— START OF Source records —
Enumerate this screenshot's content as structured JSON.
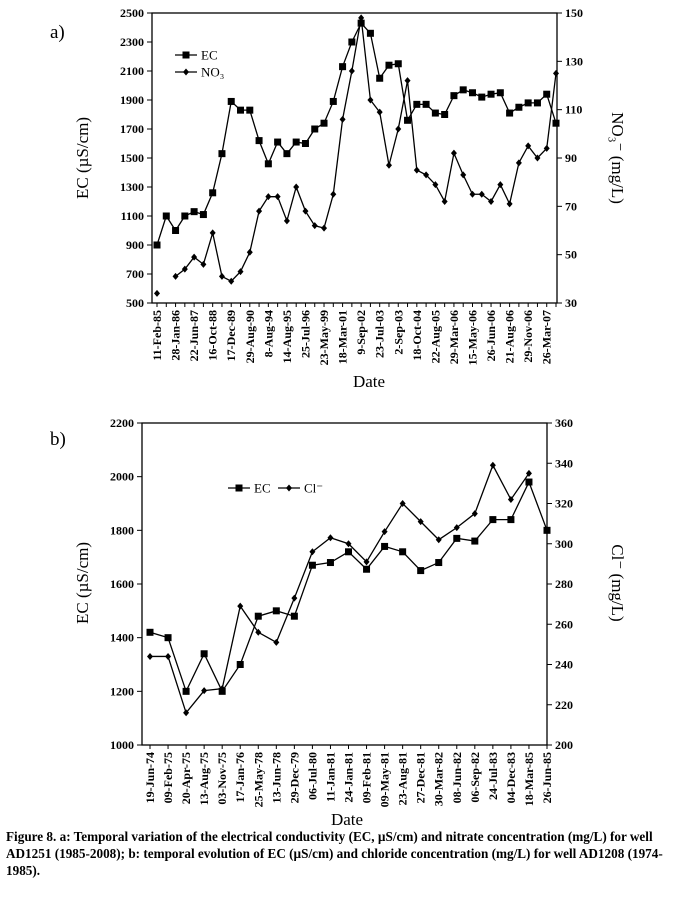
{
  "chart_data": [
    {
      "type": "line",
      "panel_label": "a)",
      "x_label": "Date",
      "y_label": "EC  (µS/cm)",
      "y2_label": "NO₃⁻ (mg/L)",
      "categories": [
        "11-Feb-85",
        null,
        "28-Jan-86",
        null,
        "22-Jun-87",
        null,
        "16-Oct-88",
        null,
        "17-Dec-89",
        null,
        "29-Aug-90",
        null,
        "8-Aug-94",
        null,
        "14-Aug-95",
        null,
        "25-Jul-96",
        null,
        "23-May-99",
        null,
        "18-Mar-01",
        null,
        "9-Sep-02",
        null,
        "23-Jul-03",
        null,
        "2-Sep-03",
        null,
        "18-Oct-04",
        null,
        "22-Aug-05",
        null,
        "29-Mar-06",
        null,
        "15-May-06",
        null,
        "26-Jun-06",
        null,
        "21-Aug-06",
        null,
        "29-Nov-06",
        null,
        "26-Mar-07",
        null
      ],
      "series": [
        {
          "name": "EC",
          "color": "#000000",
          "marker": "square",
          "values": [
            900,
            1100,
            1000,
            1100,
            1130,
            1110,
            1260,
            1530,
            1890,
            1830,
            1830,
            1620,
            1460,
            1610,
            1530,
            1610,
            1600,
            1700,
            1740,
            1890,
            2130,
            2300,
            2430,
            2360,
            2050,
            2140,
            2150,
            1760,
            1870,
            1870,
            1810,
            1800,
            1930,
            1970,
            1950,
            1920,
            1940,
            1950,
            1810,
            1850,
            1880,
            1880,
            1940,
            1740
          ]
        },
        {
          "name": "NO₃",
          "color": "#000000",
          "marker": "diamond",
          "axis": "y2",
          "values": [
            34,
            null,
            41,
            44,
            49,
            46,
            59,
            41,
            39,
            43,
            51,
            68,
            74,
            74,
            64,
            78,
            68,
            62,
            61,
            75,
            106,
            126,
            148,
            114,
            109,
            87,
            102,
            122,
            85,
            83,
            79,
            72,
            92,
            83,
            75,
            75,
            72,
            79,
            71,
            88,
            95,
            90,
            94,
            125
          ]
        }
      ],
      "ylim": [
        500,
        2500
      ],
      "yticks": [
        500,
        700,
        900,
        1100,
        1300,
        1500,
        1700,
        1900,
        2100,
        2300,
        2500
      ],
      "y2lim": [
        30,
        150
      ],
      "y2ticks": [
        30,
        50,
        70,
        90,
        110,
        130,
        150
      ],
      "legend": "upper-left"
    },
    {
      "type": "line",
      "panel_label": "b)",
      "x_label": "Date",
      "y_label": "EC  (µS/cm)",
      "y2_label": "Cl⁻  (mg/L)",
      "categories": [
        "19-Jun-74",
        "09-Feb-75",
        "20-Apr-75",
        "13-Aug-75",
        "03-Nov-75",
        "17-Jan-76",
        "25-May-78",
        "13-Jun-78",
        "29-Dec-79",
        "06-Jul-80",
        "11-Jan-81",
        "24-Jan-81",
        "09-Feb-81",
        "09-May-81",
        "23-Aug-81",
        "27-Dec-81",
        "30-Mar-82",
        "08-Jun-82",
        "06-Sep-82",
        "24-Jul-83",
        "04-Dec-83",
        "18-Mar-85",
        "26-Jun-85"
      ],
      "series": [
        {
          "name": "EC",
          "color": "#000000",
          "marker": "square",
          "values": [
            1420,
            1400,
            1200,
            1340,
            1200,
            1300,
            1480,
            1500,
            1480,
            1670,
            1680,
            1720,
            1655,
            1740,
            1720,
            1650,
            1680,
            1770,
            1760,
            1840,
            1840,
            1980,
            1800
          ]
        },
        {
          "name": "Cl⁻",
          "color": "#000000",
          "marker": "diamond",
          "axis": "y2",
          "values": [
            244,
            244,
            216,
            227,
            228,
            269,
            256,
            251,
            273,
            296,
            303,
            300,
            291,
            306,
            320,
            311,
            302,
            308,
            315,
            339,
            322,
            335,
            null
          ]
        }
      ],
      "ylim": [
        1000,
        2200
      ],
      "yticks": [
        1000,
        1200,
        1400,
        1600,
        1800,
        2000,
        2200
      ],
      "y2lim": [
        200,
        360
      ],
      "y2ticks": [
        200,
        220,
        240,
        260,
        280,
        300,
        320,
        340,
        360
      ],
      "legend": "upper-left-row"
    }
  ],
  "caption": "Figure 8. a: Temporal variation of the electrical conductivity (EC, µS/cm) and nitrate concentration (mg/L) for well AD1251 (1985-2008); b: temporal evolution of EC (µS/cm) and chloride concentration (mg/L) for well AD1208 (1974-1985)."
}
— END OF Source records —
— START OF Source records —
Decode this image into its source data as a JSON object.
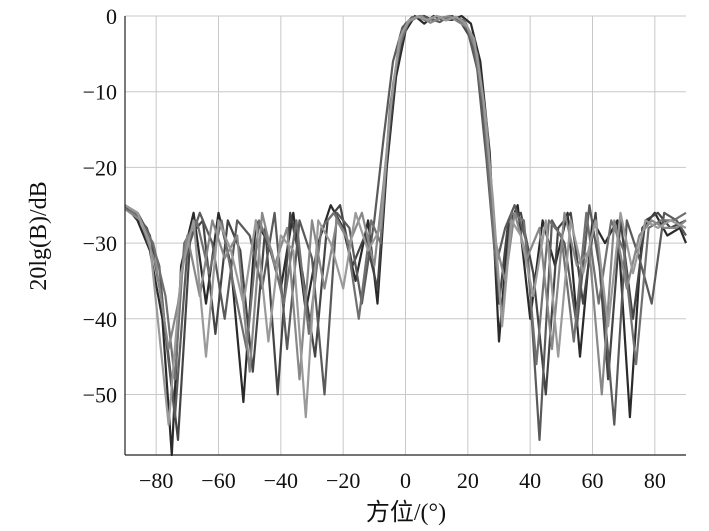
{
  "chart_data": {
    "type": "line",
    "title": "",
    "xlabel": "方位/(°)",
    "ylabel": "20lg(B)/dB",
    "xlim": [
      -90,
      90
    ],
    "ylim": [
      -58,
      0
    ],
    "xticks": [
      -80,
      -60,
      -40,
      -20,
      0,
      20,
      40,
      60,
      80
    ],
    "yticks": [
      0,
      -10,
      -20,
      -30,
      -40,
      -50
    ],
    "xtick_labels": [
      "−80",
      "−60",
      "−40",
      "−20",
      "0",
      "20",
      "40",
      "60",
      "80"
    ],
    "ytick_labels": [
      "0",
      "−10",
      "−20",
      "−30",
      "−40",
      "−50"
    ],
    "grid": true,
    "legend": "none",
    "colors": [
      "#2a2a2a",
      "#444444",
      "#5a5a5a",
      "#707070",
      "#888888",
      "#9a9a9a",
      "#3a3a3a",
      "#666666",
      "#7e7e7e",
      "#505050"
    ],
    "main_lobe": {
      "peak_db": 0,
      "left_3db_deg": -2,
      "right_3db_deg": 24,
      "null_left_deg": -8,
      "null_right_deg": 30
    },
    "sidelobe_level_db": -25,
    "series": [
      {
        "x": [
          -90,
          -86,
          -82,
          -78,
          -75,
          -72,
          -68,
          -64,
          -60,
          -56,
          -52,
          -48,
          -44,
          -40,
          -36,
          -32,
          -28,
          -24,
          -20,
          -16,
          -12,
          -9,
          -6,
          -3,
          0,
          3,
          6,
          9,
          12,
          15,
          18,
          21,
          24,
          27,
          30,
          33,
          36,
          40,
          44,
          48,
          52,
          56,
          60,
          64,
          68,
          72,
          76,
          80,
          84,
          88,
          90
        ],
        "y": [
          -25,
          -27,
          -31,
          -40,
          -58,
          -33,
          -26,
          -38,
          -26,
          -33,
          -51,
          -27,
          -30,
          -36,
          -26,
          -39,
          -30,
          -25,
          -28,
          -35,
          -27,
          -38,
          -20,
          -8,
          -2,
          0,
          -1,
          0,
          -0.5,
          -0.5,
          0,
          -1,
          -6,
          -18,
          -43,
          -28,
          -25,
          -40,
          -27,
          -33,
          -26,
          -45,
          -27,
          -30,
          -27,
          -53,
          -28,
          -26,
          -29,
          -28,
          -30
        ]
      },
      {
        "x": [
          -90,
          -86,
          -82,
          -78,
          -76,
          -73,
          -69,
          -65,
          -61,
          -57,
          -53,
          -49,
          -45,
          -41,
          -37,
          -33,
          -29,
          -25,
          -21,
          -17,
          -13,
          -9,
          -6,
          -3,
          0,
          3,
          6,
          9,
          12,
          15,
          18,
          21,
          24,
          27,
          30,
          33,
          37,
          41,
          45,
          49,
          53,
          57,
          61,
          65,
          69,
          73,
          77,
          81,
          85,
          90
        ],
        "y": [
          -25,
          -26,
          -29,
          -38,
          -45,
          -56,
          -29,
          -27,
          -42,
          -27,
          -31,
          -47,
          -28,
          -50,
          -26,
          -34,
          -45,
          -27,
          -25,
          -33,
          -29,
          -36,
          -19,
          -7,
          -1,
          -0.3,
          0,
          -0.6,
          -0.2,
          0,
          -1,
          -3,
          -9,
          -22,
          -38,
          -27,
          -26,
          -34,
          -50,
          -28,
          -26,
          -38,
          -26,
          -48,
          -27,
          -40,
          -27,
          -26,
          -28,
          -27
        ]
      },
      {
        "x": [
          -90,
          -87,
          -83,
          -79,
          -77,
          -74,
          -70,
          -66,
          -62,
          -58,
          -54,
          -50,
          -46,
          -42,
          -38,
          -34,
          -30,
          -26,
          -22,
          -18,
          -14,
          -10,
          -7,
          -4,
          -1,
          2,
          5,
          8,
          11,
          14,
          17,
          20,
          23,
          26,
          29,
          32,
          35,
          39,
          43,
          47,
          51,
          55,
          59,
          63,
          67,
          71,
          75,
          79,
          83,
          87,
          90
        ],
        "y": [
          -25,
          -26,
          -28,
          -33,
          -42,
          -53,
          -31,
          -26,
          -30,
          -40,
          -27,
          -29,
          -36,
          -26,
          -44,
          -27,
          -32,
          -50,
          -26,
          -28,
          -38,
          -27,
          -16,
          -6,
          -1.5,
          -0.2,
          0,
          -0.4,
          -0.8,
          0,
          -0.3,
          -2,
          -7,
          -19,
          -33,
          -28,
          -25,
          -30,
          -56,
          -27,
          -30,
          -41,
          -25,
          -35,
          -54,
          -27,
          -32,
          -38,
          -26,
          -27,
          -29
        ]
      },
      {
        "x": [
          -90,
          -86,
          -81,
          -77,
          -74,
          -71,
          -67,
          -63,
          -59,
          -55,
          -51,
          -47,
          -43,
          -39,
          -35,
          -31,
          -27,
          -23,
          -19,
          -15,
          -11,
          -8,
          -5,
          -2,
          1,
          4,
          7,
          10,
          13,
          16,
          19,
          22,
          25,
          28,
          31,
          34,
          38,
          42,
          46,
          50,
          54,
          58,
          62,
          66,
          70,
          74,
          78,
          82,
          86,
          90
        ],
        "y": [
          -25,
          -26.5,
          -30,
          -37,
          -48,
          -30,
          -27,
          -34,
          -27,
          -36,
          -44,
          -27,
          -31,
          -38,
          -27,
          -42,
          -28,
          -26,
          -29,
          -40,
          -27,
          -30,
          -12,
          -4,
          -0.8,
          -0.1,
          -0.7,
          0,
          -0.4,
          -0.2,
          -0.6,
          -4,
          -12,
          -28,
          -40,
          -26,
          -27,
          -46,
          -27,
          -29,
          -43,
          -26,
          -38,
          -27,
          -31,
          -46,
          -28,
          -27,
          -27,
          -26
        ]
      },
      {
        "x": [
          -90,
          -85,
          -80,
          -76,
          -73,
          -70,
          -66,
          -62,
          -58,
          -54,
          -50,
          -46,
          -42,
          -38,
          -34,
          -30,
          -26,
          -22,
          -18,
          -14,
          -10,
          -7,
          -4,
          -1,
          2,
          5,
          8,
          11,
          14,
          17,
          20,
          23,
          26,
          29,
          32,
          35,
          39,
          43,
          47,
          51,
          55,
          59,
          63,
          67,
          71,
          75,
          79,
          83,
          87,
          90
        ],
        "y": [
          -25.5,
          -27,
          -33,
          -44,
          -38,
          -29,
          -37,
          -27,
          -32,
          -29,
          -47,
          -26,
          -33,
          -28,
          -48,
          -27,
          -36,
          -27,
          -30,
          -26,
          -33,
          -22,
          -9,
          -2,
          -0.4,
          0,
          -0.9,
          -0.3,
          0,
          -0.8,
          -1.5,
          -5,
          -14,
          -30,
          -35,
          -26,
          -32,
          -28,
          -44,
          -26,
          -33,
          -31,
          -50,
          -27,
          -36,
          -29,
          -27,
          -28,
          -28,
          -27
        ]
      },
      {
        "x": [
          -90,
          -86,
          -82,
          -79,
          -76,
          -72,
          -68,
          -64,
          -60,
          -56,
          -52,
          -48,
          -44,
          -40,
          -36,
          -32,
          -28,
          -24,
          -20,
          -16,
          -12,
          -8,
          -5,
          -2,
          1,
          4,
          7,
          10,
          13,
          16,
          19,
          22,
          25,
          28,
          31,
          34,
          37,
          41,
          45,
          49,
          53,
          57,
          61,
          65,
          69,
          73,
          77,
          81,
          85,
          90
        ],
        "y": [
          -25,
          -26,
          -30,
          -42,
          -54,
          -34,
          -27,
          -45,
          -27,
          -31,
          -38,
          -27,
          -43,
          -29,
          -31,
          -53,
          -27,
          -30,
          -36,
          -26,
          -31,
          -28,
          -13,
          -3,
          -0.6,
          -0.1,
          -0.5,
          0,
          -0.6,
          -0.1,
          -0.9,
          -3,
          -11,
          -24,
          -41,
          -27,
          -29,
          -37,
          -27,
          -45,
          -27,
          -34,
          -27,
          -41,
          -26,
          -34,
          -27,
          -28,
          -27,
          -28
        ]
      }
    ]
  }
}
— END OF Source records —
— START OF Source records —
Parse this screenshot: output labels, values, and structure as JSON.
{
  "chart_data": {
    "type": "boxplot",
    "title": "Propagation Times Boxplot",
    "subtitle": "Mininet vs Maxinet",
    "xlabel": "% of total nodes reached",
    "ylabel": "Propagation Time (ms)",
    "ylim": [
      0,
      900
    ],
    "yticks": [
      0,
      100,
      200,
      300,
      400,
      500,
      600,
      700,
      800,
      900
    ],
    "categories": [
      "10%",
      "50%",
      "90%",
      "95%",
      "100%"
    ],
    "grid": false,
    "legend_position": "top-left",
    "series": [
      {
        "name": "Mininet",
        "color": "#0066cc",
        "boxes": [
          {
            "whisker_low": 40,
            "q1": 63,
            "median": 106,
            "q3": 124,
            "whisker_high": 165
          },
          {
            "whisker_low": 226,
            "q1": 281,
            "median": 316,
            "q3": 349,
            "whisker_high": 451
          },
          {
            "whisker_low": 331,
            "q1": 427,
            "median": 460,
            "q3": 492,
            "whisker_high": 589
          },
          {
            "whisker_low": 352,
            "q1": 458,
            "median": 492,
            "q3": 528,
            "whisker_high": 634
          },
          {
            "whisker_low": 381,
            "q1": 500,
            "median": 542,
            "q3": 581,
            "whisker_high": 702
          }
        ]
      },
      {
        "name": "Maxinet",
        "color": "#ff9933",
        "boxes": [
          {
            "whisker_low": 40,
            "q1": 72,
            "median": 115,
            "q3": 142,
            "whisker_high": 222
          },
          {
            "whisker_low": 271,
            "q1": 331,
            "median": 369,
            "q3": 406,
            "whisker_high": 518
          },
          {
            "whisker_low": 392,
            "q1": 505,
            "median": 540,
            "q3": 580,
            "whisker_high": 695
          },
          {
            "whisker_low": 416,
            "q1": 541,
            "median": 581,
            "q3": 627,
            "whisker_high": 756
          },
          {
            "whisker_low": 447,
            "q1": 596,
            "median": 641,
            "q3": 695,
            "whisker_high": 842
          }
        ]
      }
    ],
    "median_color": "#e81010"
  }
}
— END OF Source records —
Required task:
All lines in the data that contain the word "type" should be copied.

Result of this task:
      "type": "line",
      "type": "line",
    "type": "line",
    "type": "boxplot",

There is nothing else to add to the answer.